*Provided data:*
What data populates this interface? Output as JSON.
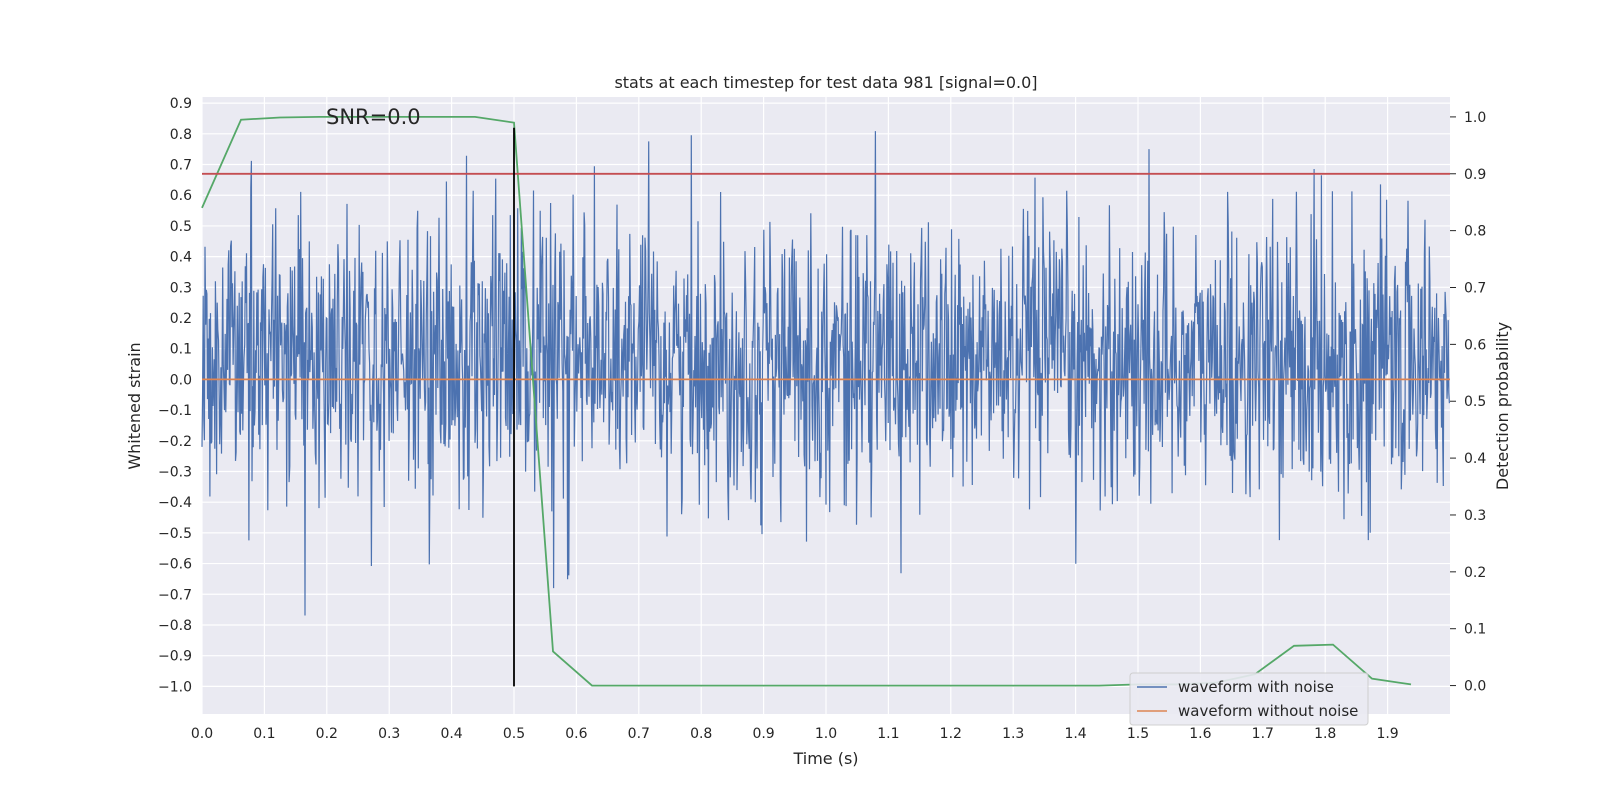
{
  "chart_data": {
    "type": "line",
    "title": "stats at each timestep for test data 981 [signal=0.0]",
    "xlabel": "Time (s)",
    "ylabel": "Whitened strain",
    "y2label": "Detection probability",
    "annotation": "SNR=0.0",
    "xlim": [
      0.0,
      2.0
    ],
    "ylim": [
      -1.09,
      0.92
    ],
    "y2lim": [
      -0.05,
      1.035
    ],
    "x_ticks": [
      "0.0",
      "0.1",
      "0.2",
      "0.3",
      "0.4",
      "0.5",
      "0.6",
      "0.7",
      "0.8",
      "0.9",
      "1.0",
      "1.1",
      "1.2",
      "1.3",
      "1.4",
      "1.5",
      "1.6",
      "1.7",
      "1.8",
      "1.9"
    ],
    "y_ticks": [
      "0.9",
      "0.8",
      "0.7",
      "0.6",
      "0.5",
      "0.4",
      "0.3",
      "0.2",
      "0.1",
      "0.0",
      "−0.1",
      "−0.2",
      "−0.3",
      "−0.4",
      "−0.5",
      "−0.6",
      "−0.7",
      "−0.8",
      "−0.9",
      "−1.0"
    ],
    "y2_ticks": [
      "1.0",
      "0.9",
      "0.8",
      "0.7",
      "0.6",
      "0.5",
      "0.4",
      "0.3",
      "0.2",
      "0.1",
      "0.0"
    ],
    "grid": true,
    "legend_position": "lower right",
    "vline_x": 0.5,
    "vline_yrange": [
      -1.0,
      0.82
    ],
    "threshold_probability": 0.9,
    "noise_sample_rate_hz": 1024,
    "noise_std": 0.22,
    "series": [
      {
        "name": "waveform with noise",
        "color": "#4c72b0",
        "axis": "left",
        "note": "random-looking whitened strain noise, roughly zero-mean"
      },
      {
        "name": "waveform without noise",
        "color": "#dd8452",
        "axis": "left",
        "x": [
          0.0,
          2.0
        ],
        "y": [
          0.0,
          0.0
        ]
      },
      {
        "name": "detection_probability",
        "color": "#55a868",
        "axis": "right",
        "x": [
          0.0,
          0.0625,
          0.125,
          0.1875,
          0.25,
          0.3125,
          0.375,
          0.4375,
          0.5,
          0.5625,
          0.625,
          0.6875,
          0.75,
          0.8125,
          0.875,
          0.9375,
          1.0,
          1.0625,
          1.125,
          1.1875,
          1.25,
          1.3125,
          1.375,
          1.4375,
          1.5,
          1.5625,
          1.625,
          1.6875,
          1.75,
          1.8125,
          1.875,
          1.9375
        ],
        "y": [
          0.84,
          0.995,
          0.999,
          1.0,
          1.0,
          1.0,
          1.0,
          1.0,
          0.99,
          0.06,
          0.0,
          0.0,
          0.0,
          0.0,
          0.0,
          0.0,
          0.0,
          0.0,
          0.0,
          0.0,
          0.0,
          0.0,
          0.0,
          0.0,
          0.002,
          0.002,
          0.005,
          0.02,
          0.07,
          0.072,
          0.012,
          0.002
        ]
      },
      {
        "name": "threshold",
        "color": "#c44e52",
        "axis": "right",
        "x": [
          0.0,
          2.0
        ],
        "y": [
          0.9,
          0.9
        ]
      }
    ]
  }
}
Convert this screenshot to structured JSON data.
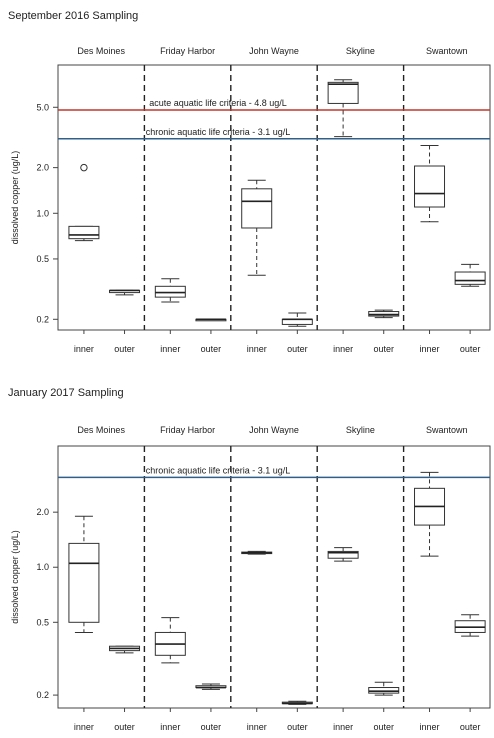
{
  "chart_data": [
    {
      "type": "box",
      "title": "September 2016 Sampling",
      "ylabel": "dissolved copper (ug/L)",
      "yscale": "log",
      "ylim": [
        0.17,
        9.5
      ],
      "yticks": [
        0.2,
        0.5,
        1.0,
        2.0,
        5.0
      ],
      "ytick_labels": [
        "0.2",
        "0.5",
        "1.0",
        "2.0",
        "5.0"
      ],
      "sites": [
        "Des Moines",
        "Friday Harbor",
        "John Wayne",
        "Skyline",
        "Swantown"
      ],
      "locations": [
        "inner",
        "outer"
      ],
      "reference_lines": [
        {
          "label": "acute aquatic life criteria - 4.8 ug/L",
          "value": 4.8,
          "color": "#c0392b"
        },
        {
          "label": "chronic aquatic life criteria - 3.1 ug/L",
          "value": 3.1,
          "color": "#2f5f8a"
        }
      ],
      "boxes": [
        {
          "site": "Des Moines",
          "location": "inner",
          "whislo": 0.66,
          "q1": 0.68,
          "med": 0.72,
          "q3": 0.82,
          "whishi": 0.82,
          "fliers": [
            2.0
          ]
        },
        {
          "site": "Des Moines",
          "location": "outer",
          "whislo": 0.29,
          "q1": 0.3,
          "med": 0.31,
          "q3": 0.31,
          "whishi": 0.31,
          "fliers": []
        },
        {
          "site": "Friday Harbor",
          "location": "inner",
          "whislo": 0.26,
          "q1": 0.28,
          "med": 0.3,
          "q3": 0.33,
          "whishi": 0.37,
          "fliers": []
        },
        {
          "site": "Friday Harbor",
          "location": "outer",
          "whislo": 0.2,
          "q1": 0.2,
          "med": 0.2,
          "q3": 0.2,
          "whishi": 0.2,
          "fliers": []
        },
        {
          "site": "John Wayne",
          "location": "inner",
          "whislo": 0.39,
          "q1": 0.8,
          "med": 1.2,
          "q3": 1.45,
          "whishi": 1.65,
          "fliers": []
        },
        {
          "site": "John Wayne",
          "location": "outer",
          "whislo": 0.18,
          "q1": 0.185,
          "med": 0.2,
          "q3": 0.2,
          "whishi": 0.22,
          "fliers": []
        },
        {
          "site": "Skyline",
          "location": "inner",
          "whislo": 3.2,
          "q1": 5.3,
          "med": 7.1,
          "q3": 7.3,
          "whishi": 7.6,
          "fliers": []
        },
        {
          "site": "Skyline",
          "location": "outer",
          "whislo": 0.205,
          "q1": 0.21,
          "med": 0.215,
          "q3": 0.225,
          "whishi": 0.23,
          "fliers": []
        },
        {
          "site": "Swantown",
          "location": "inner",
          "whislo": 0.88,
          "q1": 1.1,
          "med": 1.35,
          "q3": 2.05,
          "whishi": 2.8,
          "fliers": []
        },
        {
          "site": "Swantown",
          "location": "outer",
          "whislo": 0.33,
          "q1": 0.34,
          "med": 0.36,
          "q3": 0.41,
          "whishi": 0.46,
          "fliers": []
        }
      ]
    },
    {
      "type": "box",
      "title": "January 2017 Sampling",
      "ylabel": "dissolved copper (ug/L)",
      "yscale": "log",
      "ylim": [
        0.17,
        4.6
      ],
      "yticks": [
        0.2,
        0.5,
        1.0,
        2.0
      ],
      "ytick_labels": [
        "0.2",
        "0.5",
        "1.0",
        "2.0"
      ],
      "sites": [
        "Des Moines",
        "Friday Harbor",
        "John Wayne",
        "Skyline",
        "Swantown"
      ],
      "locations": [
        "inner",
        "outer"
      ],
      "reference_lines": [
        {
          "label": "chronic aquatic life criteria - 3.1 ug/L",
          "value": 3.1,
          "color": "#2f5f8a"
        }
      ],
      "boxes": [
        {
          "site": "Des Moines",
          "location": "inner",
          "whislo": 0.44,
          "q1": 0.5,
          "med": 1.05,
          "q3": 1.35,
          "whishi": 1.9,
          "fliers": []
        },
        {
          "site": "Des Moines",
          "location": "outer",
          "whislo": 0.34,
          "q1": 0.35,
          "med": 0.36,
          "q3": 0.37,
          "whishi": 0.37,
          "fliers": []
        },
        {
          "site": "Friday Harbor",
          "location": "inner",
          "whislo": 0.3,
          "q1": 0.33,
          "med": 0.38,
          "q3": 0.44,
          "whishi": 0.53,
          "fliers": []
        },
        {
          "site": "Friday Harbor",
          "location": "outer",
          "whislo": 0.215,
          "q1": 0.22,
          "med": 0.22,
          "q3": 0.225,
          "whishi": 0.23,
          "fliers": []
        },
        {
          "site": "John Wayne",
          "location": "inner",
          "whislo": 1.18,
          "q1": 1.19,
          "med": 1.2,
          "q3": 1.21,
          "whishi": 1.22,
          "fliers": []
        },
        {
          "site": "John Wayne",
          "location": "outer",
          "whislo": 0.178,
          "q1": 0.18,
          "med": 0.18,
          "q3": 0.183,
          "whishi": 0.185,
          "fliers": []
        },
        {
          "site": "Skyline",
          "location": "inner",
          "whislo": 1.08,
          "q1": 1.12,
          "med": 1.2,
          "q3": 1.22,
          "whishi": 1.28,
          "fliers": []
        },
        {
          "site": "Skyline",
          "location": "outer",
          "whislo": 0.2,
          "q1": 0.205,
          "med": 0.21,
          "q3": 0.22,
          "whishi": 0.235,
          "fliers": []
        },
        {
          "site": "Swantown",
          "location": "inner",
          "whislo": 1.15,
          "q1": 1.7,
          "med": 2.15,
          "q3": 2.7,
          "whishi": 3.3,
          "fliers": []
        },
        {
          "site": "Swantown",
          "location": "outer",
          "whislo": 0.42,
          "q1": 0.44,
          "med": 0.47,
          "q3": 0.51,
          "whishi": 0.55,
          "fliers": []
        }
      ]
    }
  ]
}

*Aim of the task:* From the records above, pull out every line containing the word "color".

*Solution for this exercise:*
        "color": "#4c72b0",
        "color": "#dd8452",
        "color": "#55a868",
        "color": "#c44e52",
          "color": "#c0392b"
          "color": "#2f5f8a"
          "color": "#2f5f8a"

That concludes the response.